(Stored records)
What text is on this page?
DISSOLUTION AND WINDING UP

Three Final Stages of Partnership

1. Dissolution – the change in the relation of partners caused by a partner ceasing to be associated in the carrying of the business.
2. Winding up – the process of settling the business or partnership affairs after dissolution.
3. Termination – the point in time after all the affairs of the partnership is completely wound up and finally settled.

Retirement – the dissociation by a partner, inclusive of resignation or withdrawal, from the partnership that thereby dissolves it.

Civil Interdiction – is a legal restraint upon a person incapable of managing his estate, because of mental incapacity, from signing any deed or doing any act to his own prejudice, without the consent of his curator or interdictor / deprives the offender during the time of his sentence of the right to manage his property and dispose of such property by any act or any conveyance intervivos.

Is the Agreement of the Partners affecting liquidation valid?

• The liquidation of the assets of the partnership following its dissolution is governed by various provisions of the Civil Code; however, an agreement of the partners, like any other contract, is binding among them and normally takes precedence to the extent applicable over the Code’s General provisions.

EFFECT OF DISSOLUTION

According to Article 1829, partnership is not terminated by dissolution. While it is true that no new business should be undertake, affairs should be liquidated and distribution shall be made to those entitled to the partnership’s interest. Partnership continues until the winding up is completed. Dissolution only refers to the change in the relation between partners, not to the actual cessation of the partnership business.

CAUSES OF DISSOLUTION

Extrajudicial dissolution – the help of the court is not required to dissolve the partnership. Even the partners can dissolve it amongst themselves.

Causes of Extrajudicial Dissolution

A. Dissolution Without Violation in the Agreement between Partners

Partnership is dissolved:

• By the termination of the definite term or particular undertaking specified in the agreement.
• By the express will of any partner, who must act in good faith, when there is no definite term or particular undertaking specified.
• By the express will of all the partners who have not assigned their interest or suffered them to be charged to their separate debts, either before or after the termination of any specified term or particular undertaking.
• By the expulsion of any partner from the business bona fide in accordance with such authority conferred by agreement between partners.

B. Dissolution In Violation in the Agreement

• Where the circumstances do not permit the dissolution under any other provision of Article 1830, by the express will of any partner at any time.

**REQUIRED WORK**
Every record should be repeated exactly; please leave none out.

**SOLUTION**
What text is on this page?
DISSOLUTION AND WINDING UP

Three Final Stages of Partnership

1. Dissolution – the change in the relation of partners caused by a partner ceasing to be associated in the carrying of the business.
2. Winding up – the process of settling the business or partnership affairs after dissolution.
3. Termination – the point in time after all the affairs of the partnership is completely wound up and finally settled.

Retirement – the dissociation by a partner, inclusive of resignation or withdrawal, from the partnership that thereby dissolves it.

Civil Interdiction – is a legal restraint upon a person incapable of managing his estate, because of mental incapacity, from signing any deed or doing any act to his own prejudice, without the consent of his curator or interdictor / deprives the offender during the time of his sentence of the right to manage his property and dispose of such property by any act or any conveyance intervivos.

Is the Agreement of the Partners affecting liquidation valid?

• The liquidation of the assets of the partnership following its dissolution is governed by various provisions of the Civil Code; however, an agreement of the partners, like any other contract, is binding among them and normally takes precedence to the extent applicable over the Code’s General provisions.

EFFECT OF DISSOLUTION

According to Article 1829, partnership is not terminated by dissolution. While it is true that no new business should be undertake, affairs should be liquidated and distribution shall be made to those entitled to the partnership’s interest. Partnership continues until the winding up is completed. Dissolution only refers to the change in the relation between partners, not to the actual cessation of the partnership business.

CAUSES OF DISSOLUTION

Extrajudicial dissolution – the help of the court is not required to dissolve the partnership. Even the partners can dissolve it amongst themselves.

Causes of Extrajudicial Dissolution

A. Dissolution Without Violation in the Agreement between Partners

Partnership is dissolved:

• By the termination of the definite term or particular undertaking specified in the agreement.
• By the express will of any partner, who must act in good faith, when there is no definite term or particular undertaking specified.
• By the express will of all the partners who have not assigned their interest or suffered them to be charged to their separate debts, either before or after the termination of any specified term or particular undertaking.
• By the expulsion of any partner from the business bona fide in accordance with such authority conferred by agreement between partners.

B. Dissolution In Violation in the Agreement

• Where the circumstances do not permit the dissolution under any other provision of Article 1830, by the express will of any partner at any time.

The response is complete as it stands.